### TASK MATERIAL
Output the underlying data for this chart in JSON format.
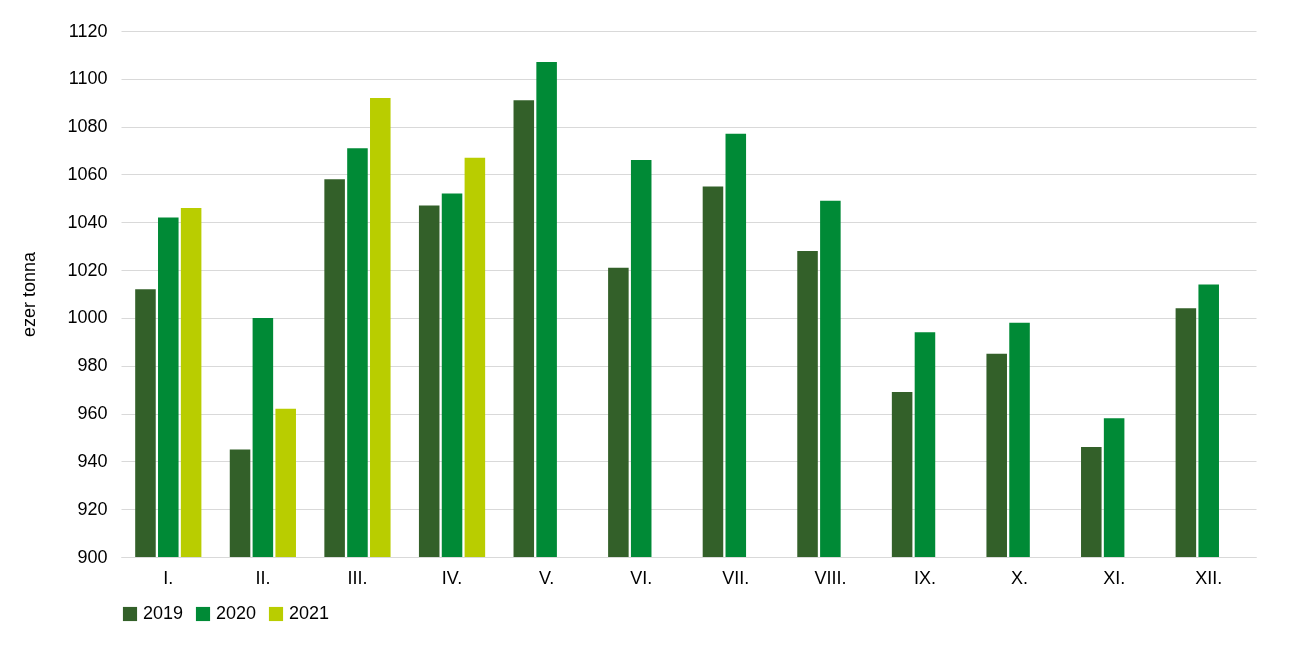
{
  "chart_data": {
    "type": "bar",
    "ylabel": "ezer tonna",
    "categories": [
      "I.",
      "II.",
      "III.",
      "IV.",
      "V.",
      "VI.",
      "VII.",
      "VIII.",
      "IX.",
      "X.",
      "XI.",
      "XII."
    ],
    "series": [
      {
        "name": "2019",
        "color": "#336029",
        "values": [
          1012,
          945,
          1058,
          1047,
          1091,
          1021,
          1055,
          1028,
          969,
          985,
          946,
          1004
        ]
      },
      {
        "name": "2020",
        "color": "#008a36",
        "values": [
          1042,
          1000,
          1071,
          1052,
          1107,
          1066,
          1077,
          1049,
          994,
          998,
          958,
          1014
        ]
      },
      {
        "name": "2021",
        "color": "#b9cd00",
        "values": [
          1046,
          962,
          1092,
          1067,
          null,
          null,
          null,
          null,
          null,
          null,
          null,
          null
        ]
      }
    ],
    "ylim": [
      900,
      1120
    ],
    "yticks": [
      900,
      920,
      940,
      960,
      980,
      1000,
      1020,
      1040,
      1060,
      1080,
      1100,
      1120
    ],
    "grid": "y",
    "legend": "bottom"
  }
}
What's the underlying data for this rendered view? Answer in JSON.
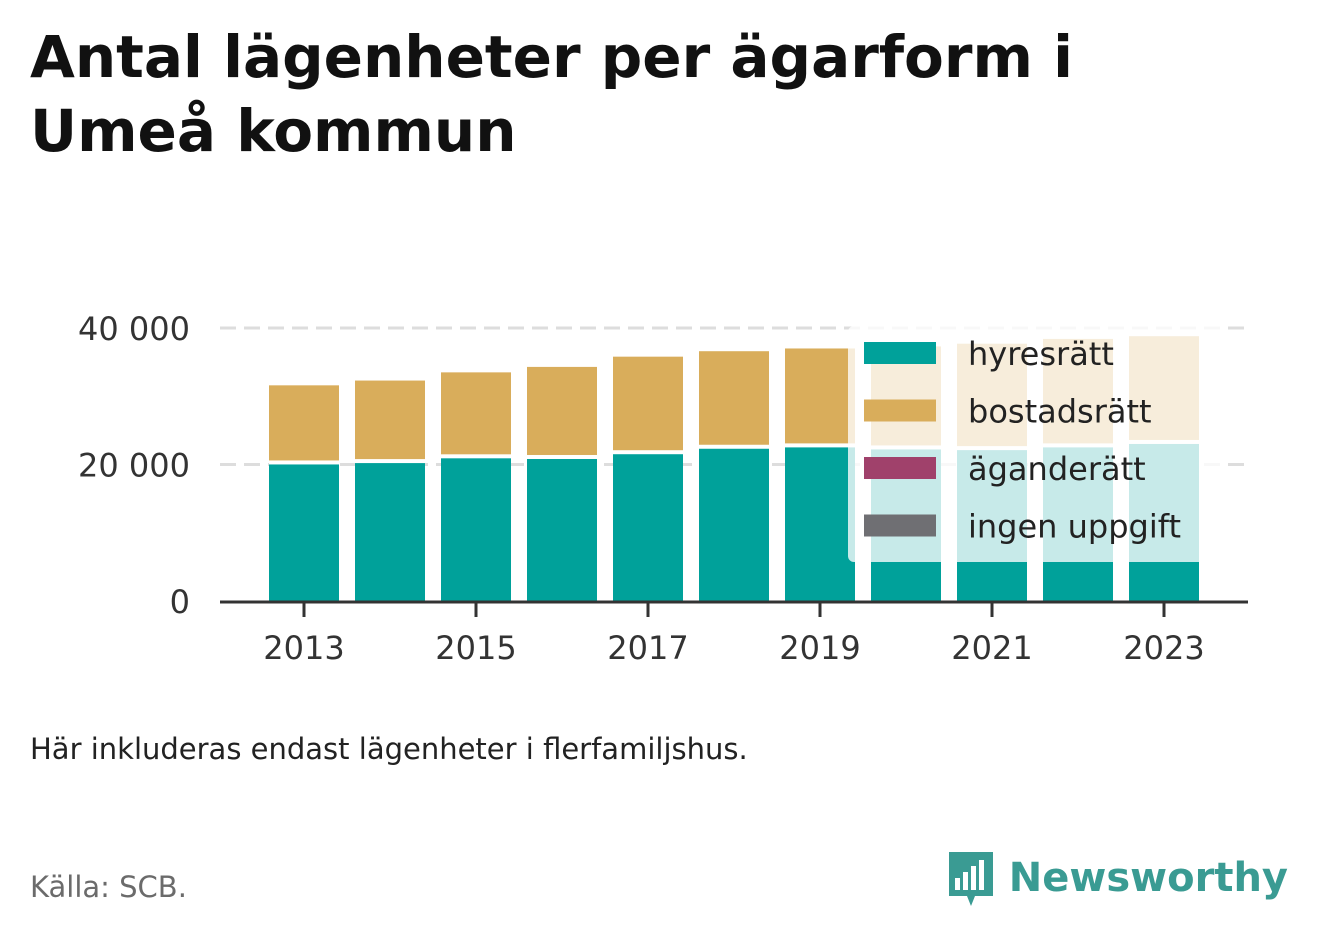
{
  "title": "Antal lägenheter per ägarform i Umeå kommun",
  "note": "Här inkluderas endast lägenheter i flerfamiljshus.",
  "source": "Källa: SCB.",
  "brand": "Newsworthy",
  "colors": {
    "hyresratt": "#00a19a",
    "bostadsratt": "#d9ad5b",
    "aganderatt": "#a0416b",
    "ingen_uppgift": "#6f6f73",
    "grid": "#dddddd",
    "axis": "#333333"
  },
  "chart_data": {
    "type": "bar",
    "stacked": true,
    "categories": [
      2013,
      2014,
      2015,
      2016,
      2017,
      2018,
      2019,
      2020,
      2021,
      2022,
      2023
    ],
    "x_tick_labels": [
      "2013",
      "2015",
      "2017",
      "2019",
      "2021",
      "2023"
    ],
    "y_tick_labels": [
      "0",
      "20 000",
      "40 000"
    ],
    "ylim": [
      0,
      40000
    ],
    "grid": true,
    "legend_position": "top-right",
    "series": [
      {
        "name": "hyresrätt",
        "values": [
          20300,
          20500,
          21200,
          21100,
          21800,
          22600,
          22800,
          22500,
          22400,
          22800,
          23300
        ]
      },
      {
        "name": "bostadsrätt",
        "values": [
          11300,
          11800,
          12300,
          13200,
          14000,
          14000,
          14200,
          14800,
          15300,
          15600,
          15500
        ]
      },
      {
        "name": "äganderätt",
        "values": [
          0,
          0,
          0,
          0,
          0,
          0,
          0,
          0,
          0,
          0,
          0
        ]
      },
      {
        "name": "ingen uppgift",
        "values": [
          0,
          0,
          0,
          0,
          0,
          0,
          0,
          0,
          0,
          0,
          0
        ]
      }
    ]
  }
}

==

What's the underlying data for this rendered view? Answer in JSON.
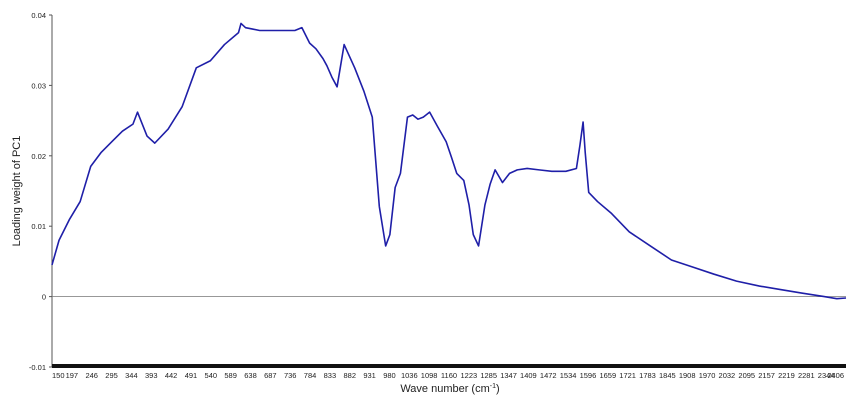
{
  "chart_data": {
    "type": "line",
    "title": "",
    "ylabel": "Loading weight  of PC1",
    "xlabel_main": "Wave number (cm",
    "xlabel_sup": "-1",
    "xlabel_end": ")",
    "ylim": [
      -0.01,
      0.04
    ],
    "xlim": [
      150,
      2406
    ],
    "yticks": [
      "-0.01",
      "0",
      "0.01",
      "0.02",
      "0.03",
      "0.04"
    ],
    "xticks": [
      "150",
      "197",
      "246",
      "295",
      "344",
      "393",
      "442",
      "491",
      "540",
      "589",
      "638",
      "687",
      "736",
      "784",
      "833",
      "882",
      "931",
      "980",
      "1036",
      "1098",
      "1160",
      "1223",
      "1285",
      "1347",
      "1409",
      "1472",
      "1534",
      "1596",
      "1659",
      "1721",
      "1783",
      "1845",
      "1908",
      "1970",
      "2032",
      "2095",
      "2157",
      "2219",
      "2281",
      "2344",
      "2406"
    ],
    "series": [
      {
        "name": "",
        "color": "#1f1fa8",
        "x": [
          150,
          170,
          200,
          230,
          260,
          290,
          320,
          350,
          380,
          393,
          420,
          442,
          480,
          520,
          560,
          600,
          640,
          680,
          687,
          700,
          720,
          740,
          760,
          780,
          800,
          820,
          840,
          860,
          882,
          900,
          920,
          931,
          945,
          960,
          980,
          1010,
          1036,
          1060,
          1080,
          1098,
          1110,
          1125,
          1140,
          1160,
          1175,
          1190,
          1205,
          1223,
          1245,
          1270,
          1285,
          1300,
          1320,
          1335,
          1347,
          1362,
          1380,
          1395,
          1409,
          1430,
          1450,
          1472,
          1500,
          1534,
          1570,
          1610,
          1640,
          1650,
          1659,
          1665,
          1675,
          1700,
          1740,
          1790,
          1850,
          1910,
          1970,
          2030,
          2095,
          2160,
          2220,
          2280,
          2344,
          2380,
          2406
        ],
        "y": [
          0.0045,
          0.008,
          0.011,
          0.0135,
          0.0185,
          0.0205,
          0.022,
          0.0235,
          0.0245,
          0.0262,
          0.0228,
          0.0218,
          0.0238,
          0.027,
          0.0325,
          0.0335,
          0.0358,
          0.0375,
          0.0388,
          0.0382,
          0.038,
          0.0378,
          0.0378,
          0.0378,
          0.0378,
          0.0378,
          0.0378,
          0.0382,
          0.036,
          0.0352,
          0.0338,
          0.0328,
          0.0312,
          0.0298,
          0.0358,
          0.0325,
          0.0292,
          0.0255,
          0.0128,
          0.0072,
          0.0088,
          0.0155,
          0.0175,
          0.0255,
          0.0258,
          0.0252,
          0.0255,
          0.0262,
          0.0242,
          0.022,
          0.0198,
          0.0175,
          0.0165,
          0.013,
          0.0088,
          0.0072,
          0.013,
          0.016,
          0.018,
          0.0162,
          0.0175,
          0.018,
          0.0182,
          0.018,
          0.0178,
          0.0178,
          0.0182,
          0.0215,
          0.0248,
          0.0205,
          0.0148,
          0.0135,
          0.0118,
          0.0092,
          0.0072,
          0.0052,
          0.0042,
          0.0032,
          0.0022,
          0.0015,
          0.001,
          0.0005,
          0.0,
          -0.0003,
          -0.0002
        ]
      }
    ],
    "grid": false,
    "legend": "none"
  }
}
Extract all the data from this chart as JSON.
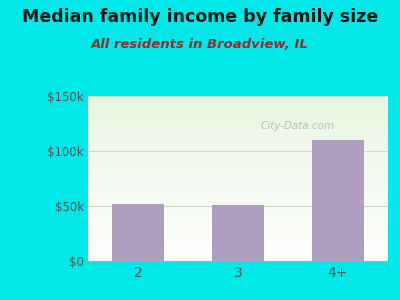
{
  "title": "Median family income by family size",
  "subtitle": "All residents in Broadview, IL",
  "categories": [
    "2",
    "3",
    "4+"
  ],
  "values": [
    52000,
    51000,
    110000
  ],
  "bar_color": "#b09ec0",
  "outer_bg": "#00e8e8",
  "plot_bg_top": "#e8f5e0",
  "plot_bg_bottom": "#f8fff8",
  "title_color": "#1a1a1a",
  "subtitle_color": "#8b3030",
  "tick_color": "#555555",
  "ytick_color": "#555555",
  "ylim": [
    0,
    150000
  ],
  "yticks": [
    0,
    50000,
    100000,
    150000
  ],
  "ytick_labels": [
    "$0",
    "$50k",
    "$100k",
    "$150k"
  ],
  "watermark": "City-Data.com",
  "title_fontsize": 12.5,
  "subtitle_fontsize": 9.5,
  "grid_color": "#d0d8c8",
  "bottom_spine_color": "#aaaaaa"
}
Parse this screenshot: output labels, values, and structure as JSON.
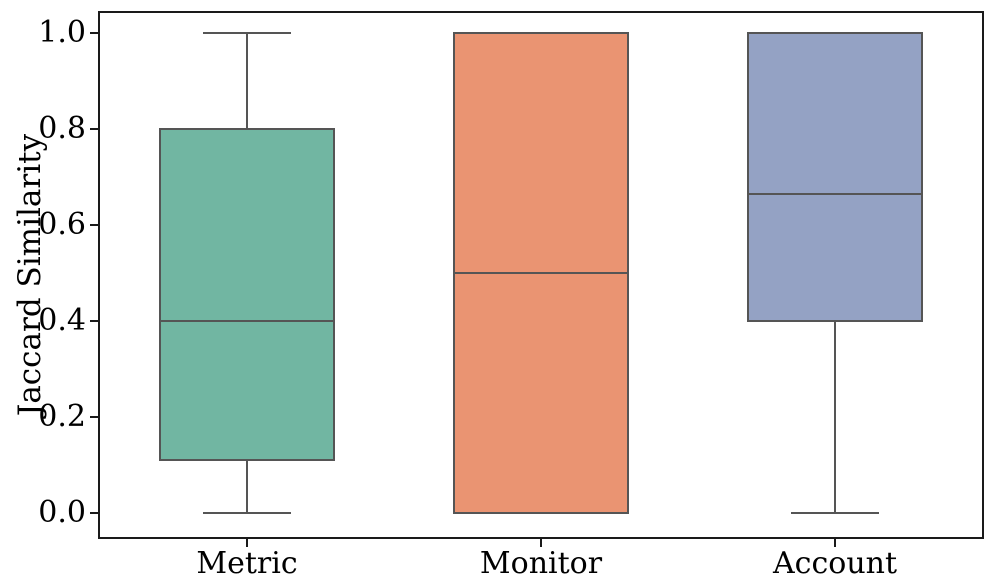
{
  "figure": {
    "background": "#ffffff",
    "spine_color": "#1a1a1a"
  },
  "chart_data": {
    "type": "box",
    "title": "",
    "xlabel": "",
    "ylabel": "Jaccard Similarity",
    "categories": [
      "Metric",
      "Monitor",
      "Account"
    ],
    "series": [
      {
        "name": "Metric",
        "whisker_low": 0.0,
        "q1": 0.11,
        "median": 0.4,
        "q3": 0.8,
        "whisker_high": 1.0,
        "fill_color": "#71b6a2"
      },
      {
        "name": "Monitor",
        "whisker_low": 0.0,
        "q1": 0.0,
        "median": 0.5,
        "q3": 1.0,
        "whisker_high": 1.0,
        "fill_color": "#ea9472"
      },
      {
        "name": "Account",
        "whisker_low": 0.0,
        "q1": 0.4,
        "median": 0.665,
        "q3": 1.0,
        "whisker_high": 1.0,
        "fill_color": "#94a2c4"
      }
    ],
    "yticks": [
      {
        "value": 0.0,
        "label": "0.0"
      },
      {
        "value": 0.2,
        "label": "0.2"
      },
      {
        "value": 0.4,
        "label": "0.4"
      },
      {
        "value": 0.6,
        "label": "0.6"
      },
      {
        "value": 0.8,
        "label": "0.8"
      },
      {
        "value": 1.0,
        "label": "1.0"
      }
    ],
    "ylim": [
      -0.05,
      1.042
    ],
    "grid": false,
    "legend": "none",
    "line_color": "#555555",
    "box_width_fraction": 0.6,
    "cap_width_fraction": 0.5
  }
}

### EXERCISE
Select all lines with the word "name" from the entries above.

### RESULT BELOW
        "name": "2019",
        "name": "2020",
        "name": "2021",
        "name": "hyresrätt",
        "name": "bostadsrätt",
        "name": "äganderätt",
        "name": "ingen uppgift",
        "name": "",
        "name": "Metric",
        "name": "Monitor",
        "name": "Account",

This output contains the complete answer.